Task objective: Search the records below for the word "Bilirrubina". Pull out each line that has it.

[Data records]
[BEGIN]

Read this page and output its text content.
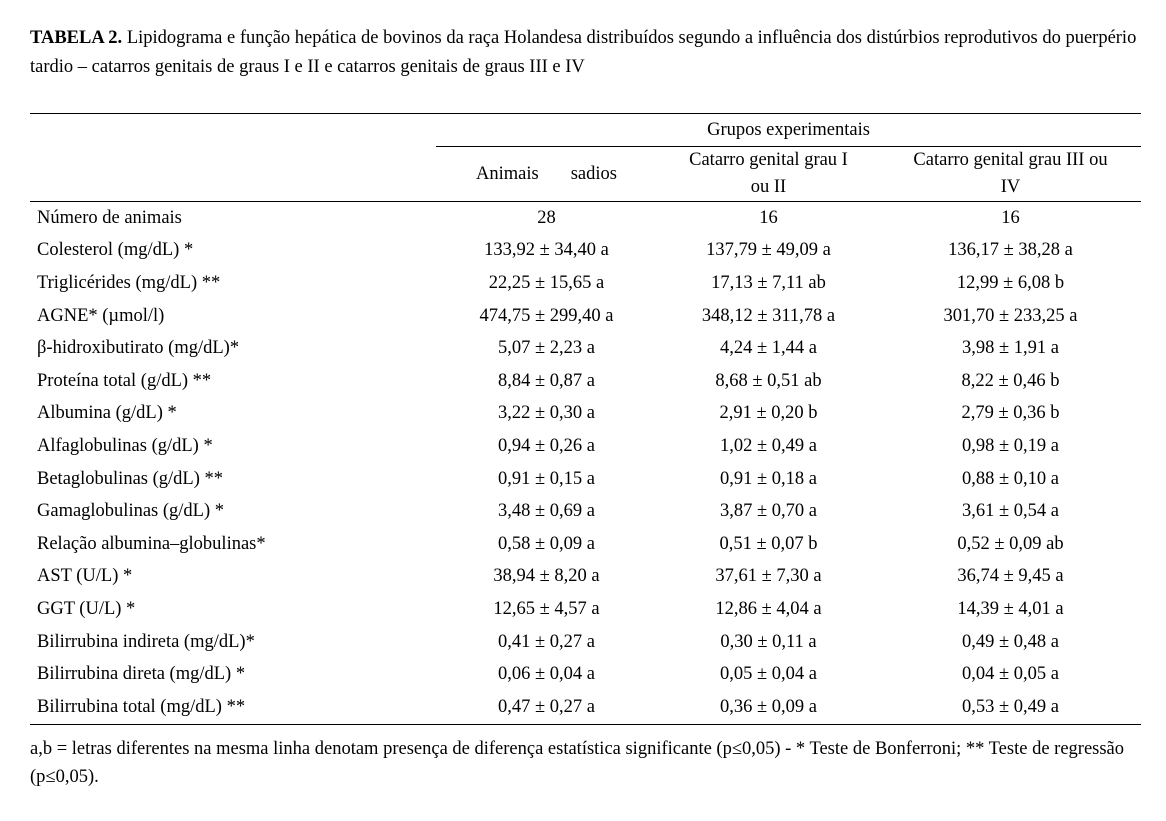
TABELA 2. Lipidograma e função hepática de bovinos da raça Holandesa distribuídos segundo a influência dos distúrbios reprodutivos do puerpério tardio – catarros genitais de graus I e II e catarros genitais de graus III e IV
	Grupos experimentais		
	Animais sadios	Catarro genital grau I
ou II	Catarro genital grau III ou
IV
Número de animais	28	16	16
Colesterol (mg/dL) *	133,92 ± 34,40 a	137,79 ± 49,09 a	136,17 ± 38,28 a
Triglicérides (mg/dL) **	22,25 ± 15,65 a	17,13 ± 7,11 ab	12,99 ± 6,08 b
AGNE* (µmol/l)	474,75 ± 299,40 a	348,12 ± 311,78 a	301,70 ± 233,25 a
β-hidroxibutirato (mg/dL)*	5,07 ± 2,23 a	4,24 ± 1,44 a	3,98 ± 1,91 a
Proteína total (g/dL) **	8,84 ± 0,87 a	8,68 ± 0,51 ab	8,22 ± 0,46 b
Albumina (g/dL) *	3,22 ± 0,30 a	2,91 ± 0,20 b	2,79 ± 0,36 b
Alfaglobulinas (g/dL) *	0,94 ± 0,26 a	1,02 ± 0,49 a	0,98 ± 0,19 a
Betaglobulinas (g/dL) **	0,91 ± 0,15 a	0,91 ± 0,18 a	0,88 ± 0,10 a
Gamaglobulinas (g/dL) *	3,48 ± 0,69 a	3,87 ± 0,70 a	3,61 ± 0,54 a
Relação albumina–globulinas*	0,58 ± 0,09 a	0,51 ± 0,07 b	0,52 ± 0,09 ab
AST (U/L) *	38,94 ± 8,20 a	37,61 ± 7,30 a	36,74 ± 9,45 a
GGT (U/L) *	12,65 ± 4,57 a	12,86 ± 4,04 a	14,39 ± 4,01 a
Bilirrubina indireta (mg/dL)*	0,41 ± 0,27 a	0,30 ± 0,11 a	0,49 ± 0,48 a
Bilirrubina direta (mg/dL) *	0,06 ± 0,04 a	0,05 ± 0,04 a	0,04 ± 0,05 a
Bilirrubina total (mg/dL) **	0,47 ± 0,27 a	0,36 ± 0,09 a	0,53 ± 0,49 a
a,b = letras diferentes na mesma linha denotam presença de diferença estatística significante (p≤0,05) - * Teste de Bonferroni; ** Teste de regressão (p≤0,05).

[END]

Answer below:
Bilirrubina indireta (mg/dL)*	0,41 ± 0,27 a	0,30 ± 0,11 a	0,49 ± 0,48 a
Bilirrubina direta (mg/dL) *	0,06 ± 0,04 a	0,05 ± 0,04 a	0,04 ± 0,05 a
Bilirrubina total (mg/dL) **	0,47 ± 0,27 a	0,36 ± 0,09 a	0,53 ± 0,49 a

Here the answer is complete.